(Rows from a figure dataset)
◆ ◆ ◆ ◆ ◆
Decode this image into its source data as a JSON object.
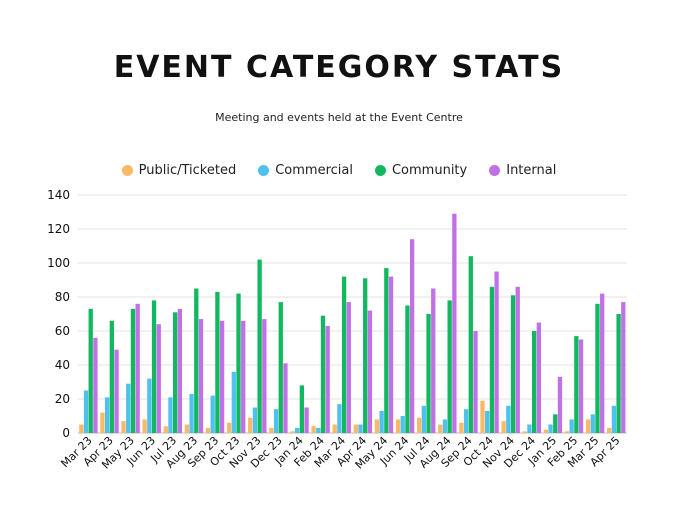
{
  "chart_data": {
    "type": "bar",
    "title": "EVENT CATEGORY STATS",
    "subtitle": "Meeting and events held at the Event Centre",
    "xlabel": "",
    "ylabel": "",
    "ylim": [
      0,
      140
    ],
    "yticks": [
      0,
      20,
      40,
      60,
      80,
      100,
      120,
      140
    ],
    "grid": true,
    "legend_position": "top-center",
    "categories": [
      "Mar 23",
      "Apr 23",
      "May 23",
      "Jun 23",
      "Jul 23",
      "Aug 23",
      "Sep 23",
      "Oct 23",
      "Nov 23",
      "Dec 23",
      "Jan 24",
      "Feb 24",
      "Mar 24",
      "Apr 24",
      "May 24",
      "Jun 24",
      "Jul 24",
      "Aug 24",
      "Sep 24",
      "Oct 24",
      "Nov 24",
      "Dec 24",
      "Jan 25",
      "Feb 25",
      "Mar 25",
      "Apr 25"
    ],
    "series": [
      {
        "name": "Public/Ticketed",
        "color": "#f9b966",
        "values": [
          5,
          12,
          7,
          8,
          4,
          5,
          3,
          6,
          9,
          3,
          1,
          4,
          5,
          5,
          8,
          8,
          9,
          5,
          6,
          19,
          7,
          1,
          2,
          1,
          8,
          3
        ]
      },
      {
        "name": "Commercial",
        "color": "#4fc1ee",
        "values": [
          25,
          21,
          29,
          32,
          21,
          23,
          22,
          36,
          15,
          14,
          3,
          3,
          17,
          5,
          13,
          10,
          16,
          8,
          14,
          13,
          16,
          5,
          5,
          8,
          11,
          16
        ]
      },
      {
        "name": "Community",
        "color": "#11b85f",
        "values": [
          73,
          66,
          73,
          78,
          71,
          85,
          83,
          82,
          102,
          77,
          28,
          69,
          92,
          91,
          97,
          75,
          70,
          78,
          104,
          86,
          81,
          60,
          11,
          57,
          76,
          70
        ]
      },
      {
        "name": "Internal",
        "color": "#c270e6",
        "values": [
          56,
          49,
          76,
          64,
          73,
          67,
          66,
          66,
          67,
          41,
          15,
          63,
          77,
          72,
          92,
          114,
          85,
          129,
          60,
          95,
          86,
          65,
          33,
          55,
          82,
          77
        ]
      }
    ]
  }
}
◆ ◆ ◆ ◆ ◆
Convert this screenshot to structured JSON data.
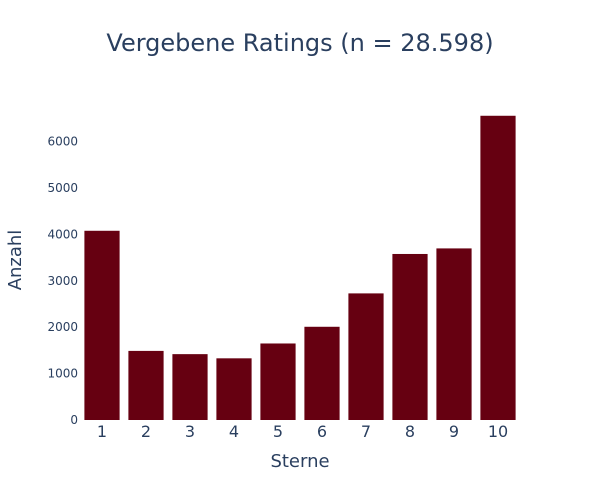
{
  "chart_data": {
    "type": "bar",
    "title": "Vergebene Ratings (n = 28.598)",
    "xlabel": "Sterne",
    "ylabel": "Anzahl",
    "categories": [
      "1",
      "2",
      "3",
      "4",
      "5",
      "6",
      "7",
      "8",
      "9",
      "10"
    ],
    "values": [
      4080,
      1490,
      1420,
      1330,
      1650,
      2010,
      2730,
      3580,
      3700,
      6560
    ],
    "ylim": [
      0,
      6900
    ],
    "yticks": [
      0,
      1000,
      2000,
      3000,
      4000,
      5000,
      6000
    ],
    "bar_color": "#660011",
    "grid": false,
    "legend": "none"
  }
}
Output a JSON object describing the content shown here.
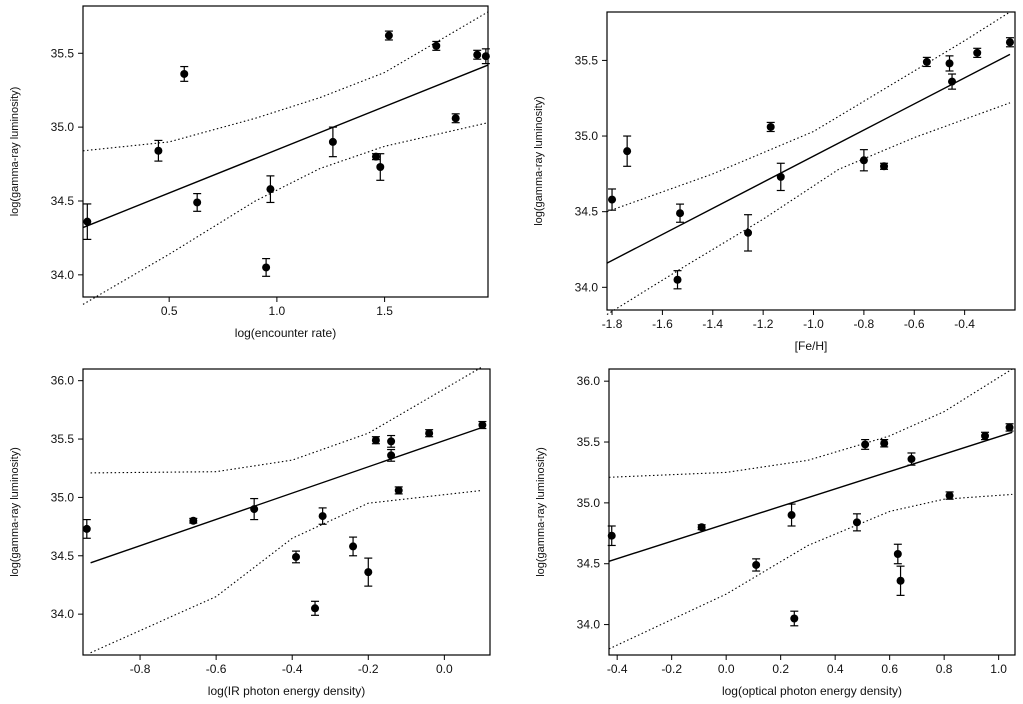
◆ ◆ ◆ ◆ ◆
• AIM OF THE EXERCISE
Write out again exactly the lines above from the one with "Convert this screenshot" through the one with "Output a JSON", adding no other lines and no pictures.

• RESULT OF THE TASK
Convert this screenshot to structured JSON data.
{
  "chart_data": {
    "type": "bar",
    "title": "Vergebene Ratings (n = 28.598)",
    "xlabel": "Sterne",
    "ylabel": "Anzahl",
    "categories": [
      "1",
      "2",
      "3",
      "4",
      "5",
      "6",
      "7",
      "8",
      "9",
      "10"
    ],
    "values": [
      4080,
      1490,
      1420,
      1330,
      1650,
      2010,
      2730,
      3580,
      3700,
      6560
    ],
    "ylim": [
      0,
      6900
    ],
    "yticks": [
      0,
      1000,
      2000,
      3000,
      4000,
      5000,
      6000
    ],
    "bar_color": "#660011",
    "grid": false,
    "legend": "none"
  }
}
Output a JSON object describing the content shown here.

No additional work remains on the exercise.